● **What is expected**: From the entries below, please gather each line containing the string "kidney".

● **Dataset excerpts**:

┄┄┄┄┄┄┄┄┄┄

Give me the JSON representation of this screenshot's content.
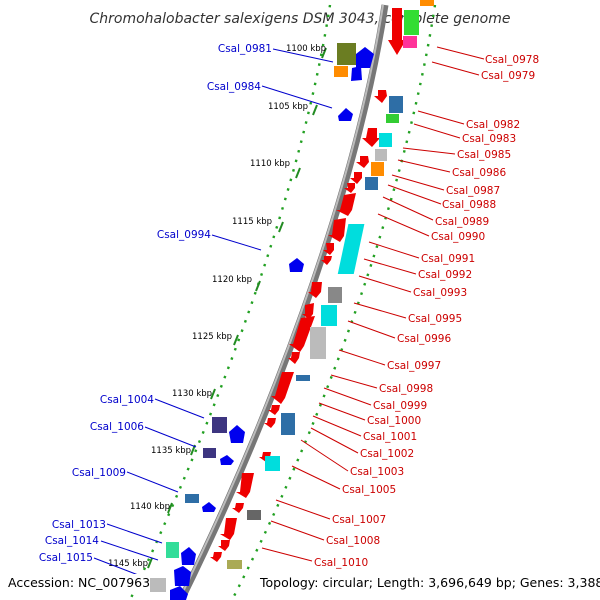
{
  "title": "Chromohalobacter salexigens DSM 3043, complete genome",
  "accession": "Accession: NC_007963",
  "topology": "Topology: circular; Length: 3,696,649 bp; Genes: 3,388",
  "colors": {
    "backbone": "#888888",
    "ticks": "#228b22",
    "forward_gene": "#0000ee",
    "reverse_gene": "#ee0000",
    "left_label": "#0000cc",
    "right_label": "#cc0000"
  },
  "kbp_ticks": [
    "1100 kbp",
    "1105 kbp",
    "1110 kbp",
    "1115 kbp",
    "1120 kbp",
    "1125 kbp",
    "1130 kbp",
    "1135 kbp",
    "1140 kbp",
    "1145 kbp"
  ],
  "left_labels": [
    "Csal_0981",
    "Csal_0984",
    "Csal_0994",
    "Csal_1004",
    "Csal_1006",
    "Csal_1009",
    "Csal_1013",
    "Csal_1014",
    "Csal_1015"
  ],
  "right_labels": [
    "Csal_0978",
    "Csal_0979",
    "Csal_0982",
    "Csal_0983",
    "Csal_0985",
    "Csal_0986",
    "Csal_0987",
    "Csal_0988",
    "Csal_0989",
    "Csal_0990",
    "Csal_0991",
    "Csal_0992",
    "Csal_0993",
    "Csal_0995",
    "Csal_0996",
    "Csal_0997",
    "Csal_0998",
    "Csal_0999",
    "Csal_1000",
    "Csal_1001",
    "Csal_1002",
    "Csal_1003",
    "Csal_1005",
    "Csal_1007",
    "Csal_1008",
    "Csal_1010"
  ]
}
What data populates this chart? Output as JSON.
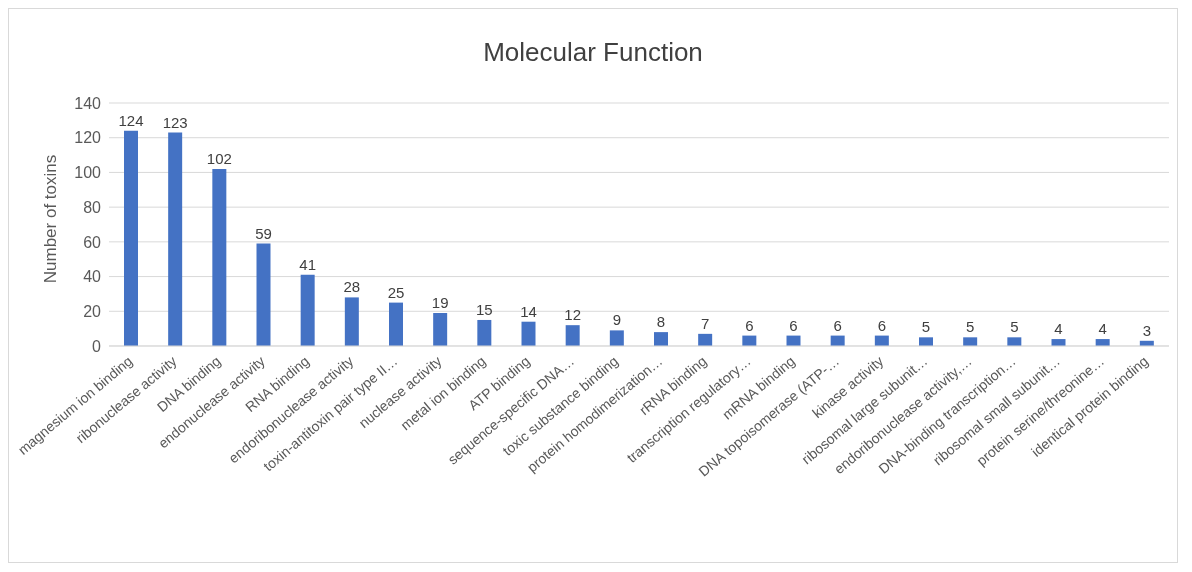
{
  "chart_data": {
    "type": "bar",
    "title": "Molecular Function",
    "ylabel": "Number of toxins",
    "categories": [
      "magnesium ion binding",
      "ribonuclease activity",
      "DNA binding",
      "endonuclease activity",
      "RNA binding",
      "endoribonuclease activity",
      "toxin-antitoxin pair type II…",
      "nuclease activity",
      "metal ion binding",
      "ATP binding",
      "sequence-specific DNA…",
      "toxic substance binding",
      "protein homodimerization…",
      "rRNA binding",
      "transcription regulatory…",
      "mRNA binding",
      "DNA topoisomerase (ATP-…",
      "kinase activity",
      "ribosomal large subunit…",
      "endoribonuclease activity,…",
      "DNA-binding transcription…",
      "ribosomal small subunit…",
      "protein serine/threonine…",
      "identical protein binding"
    ],
    "values": [
      124,
      123,
      102,
      59,
      41,
      28,
      25,
      19,
      15,
      14,
      12,
      9,
      8,
      7,
      6,
      6,
      6,
      6,
      5,
      5,
      5,
      4,
      4,
      3
    ],
    "color": "#4472c4",
    "ylim": [
      0,
      140
    ],
    "yticks": [
      0,
      20,
      40,
      60,
      80,
      100,
      120,
      140
    ],
    "grid": "y",
    "data_labels": true,
    "legend": false
  }
}
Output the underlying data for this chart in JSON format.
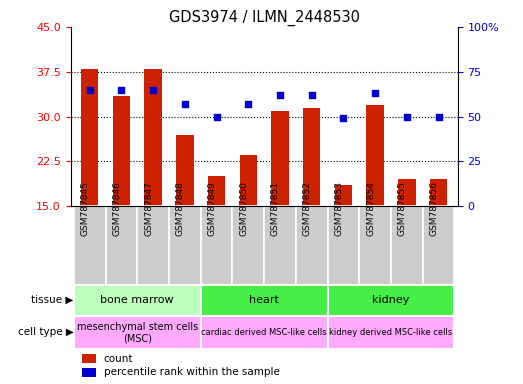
{
  "title": "GDS3974 / ILMN_2448530",
  "samples": [
    "GSM787845",
    "GSM787846",
    "GSM787847",
    "GSM787848",
    "GSM787849",
    "GSM787850",
    "GSM787851",
    "GSM787852",
    "GSM787853",
    "GSM787854",
    "GSM787855",
    "GSM787856"
  ],
  "bar_values": [
    38.0,
    33.5,
    38.0,
    27.0,
    20.0,
    23.5,
    31.0,
    31.5,
    18.5,
    32.0,
    19.5,
    19.5
  ],
  "dot_values": [
    65,
    65,
    65,
    57,
    50,
    57,
    62,
    62,
    49,
    63,
    50,
    50
  ],
  "bar_bottom": 15,
  "ylim_left": [
    15,
    45
  ],
  "ylim_right": [
    0,
    100
  ],
  "yticks_left": [
    15,
    22.5,
    30,
    37.5,
    45
  ],
  "yticks_right": [
    0,
    25,
    50,
    75,
    100
  ],
  "bar_color": "#cc2200",
  "dot_color": "#0000cc",
  "tissue_groups": [
    {
      "label": "bone marrow",
      "start": 0,
      "end": 3,
      "color": "#bbffbb"
    },
    {
      "label": "heart",
      "start": 4,
      "end": 7,
      "color": "#44ee44"
    },
    {
      "label": "kidney",
      "start": 8,
      "end": 11,
      "color": "#44ee44"
    }
  ],
  "cell_type_groups": [
    {
      "label": "mesenchymal stem cells\n(MSC)",
      "start": 0,
      "end": 3,
      "color": "#ffaaff",
      "fontsize": 7
    },
    {
      "label": "cardiac derived MSC-like cells",
      "start": 4,
      "end": 7,
      "color": "#ffaaff",
      "fontsize": 6
    },
    {
      "label": "kidney derived MSC-like cells",
      "start": 8,
      "end": 11,
      "color": "#ffaaff",
      "fontsize": 6
    }
  ],
  "legend_count_color": "#cc2200",
  "legend_dot_color": "#0000cc",
  "sample_bg_color": "#cccccc",
  "label_fontsize": 6.5,
  "axis_fontsize": 8
}
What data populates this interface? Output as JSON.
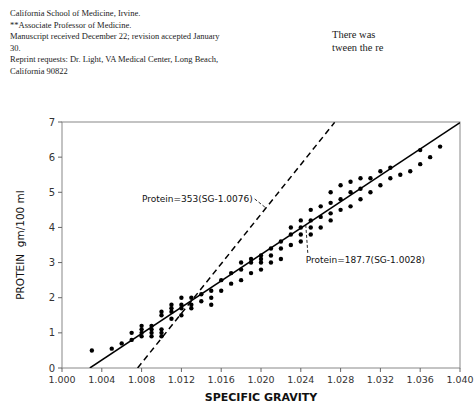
{
  "chart_data": {
    "type": "scatter",
    "x_label": "SPECIFIC GRAVITY",
    "y_label": "PROTEIN  gm/100 ml",
    "xlim": [
      1.0,
      1.04
    ],
    "ylim": [
      0,
      7
    ],
    "xticks": [
      {
        "value": 1.0,
        "label": "1.000"
      },
      {
        "value": 1.004,
        "label": "1.004"
      },
      {
        "value": 1.008,
        "label": "1.008"
      },
      {
        "value": 1.012,
        "label": "1.012"
      },
      {
        "value": 1.016,
        "label": "1.016"
      },
      {
        "value": 1.02,
        "label": "1.020"
      },
      {
        "value": 1.024,
        "label": "1.024"
      },
      {
        "value": 1.028,
        "label": "1.028"
      },
      {
        "value": 1.032,
        "label": "1.032"
      },
      {
        "value": 1.036,
        "label": "1.036"
      },
      {
        "value": 1.04,
        "label": "1.040"
      }
    ],
    "yticks": [
      0,
      1,
      2,
      3,
      4,
      5,
      6,
      7
    ],
    "grid": false,
    "series": [
      {
        "type": "scatter",
        "color": "#000000",
        "marker": "circle",
        "x": [
          1.003,
          1.005,
          1.006,
          1.007,
          1.007,
          1.008,
          1.008,
          1.008,
          1.008,
          1.009,
          1.009,
          1.009,
          1.009,
          1.01,
          1.01,
          1.01,
          1.01,
          1.01,
          1.011,
          1.011,
          1.011,
          1.011,
          1.012,
          1.012,
          1.012,
          1.012,
          1.013,
          1.013,
          1.013,
          1.014,
          1.014,
          1.015,
          1.015,
          1.015,
          1.016,
          1.016,
          1.017,
          1.017,
          1.018,
          1.018,
          1.018,
          1.019,
          1.019,
          1.019,
          1.02,
          1.02,
          1.02,
          1.02,
          1.021,
          1.021,
          1.021,
          1.022,
          1.022,
          1.022,
          1.023,
          1.023,
          1.023,
          1.024,
          1.024,
          1.024,
          1.024,
          1.025,
          1.025,
          1.025,
          1.025,
          1.026,
          1.026,
          1.026,
          1.027,
          1.027,
          1.027,
          1.027,
          1.028,
          1.028,
          1.028,
          1.029,
          1.029,
          1.029,
          1.03,
          1.03,
          1.03,
          1.031,
          1.031,
          1.032,
          1.032,
          1.033,
          1.033,
          1.034,
          1.035,
          1.036,
          1.036,
          1.037,
          1.038
        ],
        "values": [
          0.5,
          0.55,
          0.7,
          0.8,
          1.0,
          0.9,
          1.0,
          1.1,
          1.2,
          0.9,
          1.0,
          1.1,
          1.2,
          0.9,
          1.0,
          1.1,
          1.5,
          1.6,
          1.4,
          1.6,
          1.7,
          1.8,
          1.5,
          1.7,
          1.8,
          2.0,
          1.7,
          1.8,
          2.0,
          1.9,
          2.1,
          1.8,
          2.0,
          2.2,
          2.2,
          2.5,
          2.4,
          2.7,
          2.5,
          2.8,
          3.0,
          2.7,
          3.0,
          3.1,
          2.8,
          3.0,
          3.1,
          3.2,
          3.0,
          3.2,
          3.4,
          3.1,
          3.4,
          3.6,
          3.5,
          3.8,
          4.0,
          3.6,
          3.8,
          4.0,
          4.2,
          3.8,
          4.0,
          4.2,
          4.5,
          4.0,
          4.3,
          4.6,
          4.2,
          4.4,
          4.7,
          5.0,
          4.5,
          4.8,
          5.2,
          4.6,
          5.0,
          5.3,
          4.8,
          5.1,
          5.4,
          5.0,
          5.4,
          5.2,
          5.6,
          5.4,
          5.7,
          5.5,
          5.6,
          5.8,
          6.2,
          6.0,
          6.3
        ]
      },
      {
        "type": "line",
        "color": "#000000",
        "line_style": "solid",
        "x": [
          1.0028,
          1.04
        ],
        "values": [
          0,
          6.98244
        ]
      },
      {
        "type": "line",
        "color": "#000000",
        "line_style": "dashed",
        "x": [
          1.0076,
          1.0274
        ],
        "values": [
          0,
          6.9894
        ]
      }
    ],
    "annotations": [
      {
        "text": "Protein=353(SG-1.0076)",
        "x": 1.0205,
        "y": 4.5537
      },
      {
        "text": "Protein=187.7(SG-1.0028)",
        "x": 1.0245,
        "y": 4.07309
      },
      {
        "text": "California School of Medicine, Irvine."
      },
      {
        "text": "**Associate Professor of Medicine."
      },
      {
        "text": "Manuscript received December 22; revision accepted January"
      },
      {
        "text": "30."
      },
      {
        "text": "Reprint requests: Dr. Light, VA Medical Center, Long Beach,"
      },
      {
        "text": "California 90822"
      },
      {
        "text": "There was\ntween the re"
      }
    ]
  }
}
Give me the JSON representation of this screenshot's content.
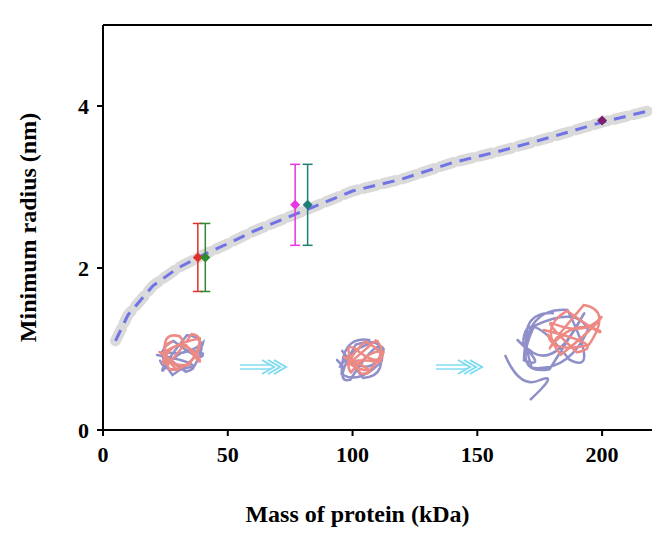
{
  "chart_data": {
    "type": "scatter",
    "xlabel": "Mass of protein (kDa)",
    "ylabel": "Minimum radius (nm)",
    "xlim": [
      0,
      220
    ],
    "ylim": [
      0,
      5
    ],
    "xticks": [
      0,
      50,
      100,
      150,
      200
    ],
    "yticks": [
      0,
      2,
      4
    ],
    "series": [
      {
        "type": "line",
        "line_style": "dashed",
        "color": "#6f73e6",
        "x": [
          5,
          10,
          20,
          30,
          40,
          50,
          60,
          80,
          100,
          120,
          140,
          160,
          180,
          200,
          220
        ],
        "values": [
          1.1,
          1.42,
          1.78,
          2.0,
          2.16,
          2.3,
          2.45,
          2.7,
          2.95,
          3.1,
          3.3,
          3.45,
          3.62,
          3.8,
          3.95
        ]
      },
      {
        "type": "scatter",
        "marker": "diamond",
        "color": "#e0302a",
        "x": [
          38
        ],
        "values": [
          2.13
        ],
        "error": [
          0.42
        ]
      },
      {
        "type": "scatter",
        "marker": "diamond",
        "color": "#2e8b2e",
        "x": [
          41
        ],
        "values": [
          2.13
        ],
        "error": [
          0.42
        ]
      },
      {
        "type": "scatter",
        "marker": "diamond",
        "color": "#e637e0",
        "x": [
          77
        ],
        "values": [
          2.78
        ],
        "error": [
          0.5
        ]
      },
      {
        "type": "scatter",
        "marker": "diamond",
        "color": "#1f7f74",
        "x": [
          82
        ],
        "values": [
          2.78
        ],
        "error": [
          0.5
        ]
      },
      {
        "type": "scatter",
        "marker": "diamond",
        "color": "#7a1f6e",
        "x": [
          200
        ],
        "values": [
          3.82
        ],
        "error": [
          null
        ]
      }
    ]
  }
}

┄┄┄┄┄┄┄┄┄┄

● **Written solution**:
      "label": "kidney",
      "label": "kidney derived MSC-like cells",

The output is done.